:: Short task ::
Copy every line of the data exactly, leaving nothing out.

(Dataset rows about figures)

━━━━

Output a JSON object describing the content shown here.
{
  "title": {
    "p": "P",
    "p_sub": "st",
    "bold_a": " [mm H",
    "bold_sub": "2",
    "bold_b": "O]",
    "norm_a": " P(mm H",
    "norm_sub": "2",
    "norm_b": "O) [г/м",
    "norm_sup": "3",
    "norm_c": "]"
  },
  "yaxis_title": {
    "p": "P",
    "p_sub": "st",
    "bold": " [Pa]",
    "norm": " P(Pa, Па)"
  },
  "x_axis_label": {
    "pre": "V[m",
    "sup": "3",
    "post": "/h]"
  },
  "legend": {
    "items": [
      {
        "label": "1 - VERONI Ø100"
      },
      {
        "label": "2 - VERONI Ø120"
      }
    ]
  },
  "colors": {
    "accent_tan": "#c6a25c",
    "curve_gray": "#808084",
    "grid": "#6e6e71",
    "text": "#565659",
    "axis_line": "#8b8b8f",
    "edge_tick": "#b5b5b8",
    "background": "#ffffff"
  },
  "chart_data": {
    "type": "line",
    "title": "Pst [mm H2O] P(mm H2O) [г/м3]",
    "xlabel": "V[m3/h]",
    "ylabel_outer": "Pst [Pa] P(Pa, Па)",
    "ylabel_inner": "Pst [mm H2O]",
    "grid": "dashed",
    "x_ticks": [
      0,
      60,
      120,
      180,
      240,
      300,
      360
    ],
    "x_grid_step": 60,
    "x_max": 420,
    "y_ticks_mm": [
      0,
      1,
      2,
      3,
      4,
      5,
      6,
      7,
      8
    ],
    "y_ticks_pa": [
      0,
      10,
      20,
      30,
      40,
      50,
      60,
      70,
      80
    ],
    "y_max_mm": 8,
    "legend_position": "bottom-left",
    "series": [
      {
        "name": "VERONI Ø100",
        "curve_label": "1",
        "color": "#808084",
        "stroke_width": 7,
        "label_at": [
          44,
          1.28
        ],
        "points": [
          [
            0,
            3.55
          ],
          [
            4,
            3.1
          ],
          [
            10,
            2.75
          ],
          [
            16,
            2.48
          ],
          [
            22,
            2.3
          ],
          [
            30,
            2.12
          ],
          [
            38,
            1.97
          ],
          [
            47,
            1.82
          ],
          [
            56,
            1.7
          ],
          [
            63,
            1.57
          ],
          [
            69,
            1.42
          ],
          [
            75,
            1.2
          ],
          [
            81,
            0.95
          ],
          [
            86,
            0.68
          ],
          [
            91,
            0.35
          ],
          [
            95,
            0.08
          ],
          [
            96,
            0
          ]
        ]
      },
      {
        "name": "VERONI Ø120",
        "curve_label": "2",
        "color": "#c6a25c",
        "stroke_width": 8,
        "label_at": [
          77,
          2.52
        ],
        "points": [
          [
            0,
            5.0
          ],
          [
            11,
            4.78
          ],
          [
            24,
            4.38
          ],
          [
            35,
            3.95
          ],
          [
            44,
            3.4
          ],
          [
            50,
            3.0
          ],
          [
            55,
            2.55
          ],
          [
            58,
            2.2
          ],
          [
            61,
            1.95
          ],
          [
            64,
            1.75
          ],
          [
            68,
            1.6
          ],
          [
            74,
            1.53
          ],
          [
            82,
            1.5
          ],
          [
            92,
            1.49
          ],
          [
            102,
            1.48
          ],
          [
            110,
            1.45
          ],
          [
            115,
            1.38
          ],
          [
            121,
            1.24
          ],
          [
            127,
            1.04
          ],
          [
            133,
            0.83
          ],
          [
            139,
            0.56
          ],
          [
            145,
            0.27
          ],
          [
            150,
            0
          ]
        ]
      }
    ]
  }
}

━━━━

:: Output ::
Output a JSON object describing the content shown here.
{
  "title": {
    "p": "P",
    "p_sub": "st",
    "bold_a": " [mm H",
    "bold_sub": "2",
    "bold_b": "O]",
    "norm_a": " P(mm H",
    "norm_sub": "2",
    "norm_b": "O) [г/м",
    "norm_sup": "3",
    "norm_c": "]"
  },
  "yaxis_title": {
    "p": "P",
    "p_sub": "st",
    "bold": " [Pa]",
    "norm": " P(Pa, Па)"
  },
  "x_axis_label": {
    "pre": "V[m",
    "sup": "3",
    "post": "/h]"
  },
  "legend": {
    "items": [
      {
        "label": "1 - VERONI Ø100"
      },
      {
        "label": "2 - VERONI Ø120"
      }
    ]
  },
  "colors": {
    "accent_tan": "#c6a25c",
    "curve_gray": "#808084",
    "grid": "#6e6e71",
    "text": "#565659",
    "axis_line": "#8b8b8f",
    "edge_tick": "#b5b5b8",
    "background": "#ffffff"
  },
  "chart_data": {
    "type": "line",
    "title": "Pst [mm H2O] P(mm H2O) [г/м3]",
    "xlabel": "V[m3/h]",
    "ylabel_outer": "Pst [Pa] P(Pa, Па)",
    "ylabel_inner": "Pst [mm H2O]",
    "grid": "dashed",
    "x_ticks": [
      0,
      60,
      120,
      180,
      240,
      300,
      360
    ],
    "x_grid_step": 60,
    "x_max": 420,
    "y_ticks_mm": [
      0,
      1,
      2,
      3,
      4,
      5,
      6,
      7,
      8
    ],
    "y_ticks_pa": [
      0,
      10,
      20,
      30,
      40,
      50,
      60,
      70,
      80
    ],
    "y_max_mm": 8,
    "legend_position": "bottom-left",
    "series": [
      {
        "name": "VERONI Ø100",
        "curve_label": "1",
        "color": "#808084",
        "stroke_width": 7,
        "label_at": [
          44,
          1.28
        ],
        "points": [
          [
            0,
            3.55
          ],
          [
            4,
            3.1
          ],
          [
            10,
            2.75
          ],
          [
            16,
            2.48
          ],
          [
            22,
            2.3
          ],
          [
            30,
            2.12
          ],
          [
            38,
            1.97
          ],
          [
            47,
            1.82
          ],
          [
            56,
            1.7
          ],
          [
            63,
            1.57
          ],
          [
            69,
            1.42
          ],
          [
            75,
            1.2
          ],
          [
            81,
            0.95
          ],
          [
            86,
            0.68
          ],
          [
            91,
            0.35
          ],
          [
            95,
            0.08
          ],
          [
            96,
            0
          ]
        ]
      },
      {
        "name": "VERONI Ø120",
        "curve_label": "2",
        "color": "#c6a25c",
        "stroke_width": 8,
        "label_at": [
          77,
          2.52
        ],
        "points": [
          [
            0,
            5.0
          ],
          [
            11,
            4.78
          ],
          [
            24,
            4.38
          ],
          [
            35,
            3.95
          ],
          [
            44,
            3.4
          ],
          [
            50,
            3.0
          ],
          [
            55,
            2.55
          ],
          [
            58,
            2.2
          ],
          [
            61,
            1.95
          ],
          [
            64,
            1.75
          ],
          [
            68,
            1.6
          ],
          [
            74,
            1.53
          ],
          [
            82,
            1.5
          ],
          [
            92,
            1.49
          ],
          [
            102,
            1.48
          ],
          [
            110,
            1.45
          ],
          [
            115,
            1.38
          ],
          [
            121,
            1.24
          ],
          [
            127,
            1.04
          ],
          [
            133,
            0.83
          ],
          [
            139,
            0.56
          ],
          [
            145,
            0.27
          ],
          [
            150,
            0
          ]
        ]
      }
    ]
  }
}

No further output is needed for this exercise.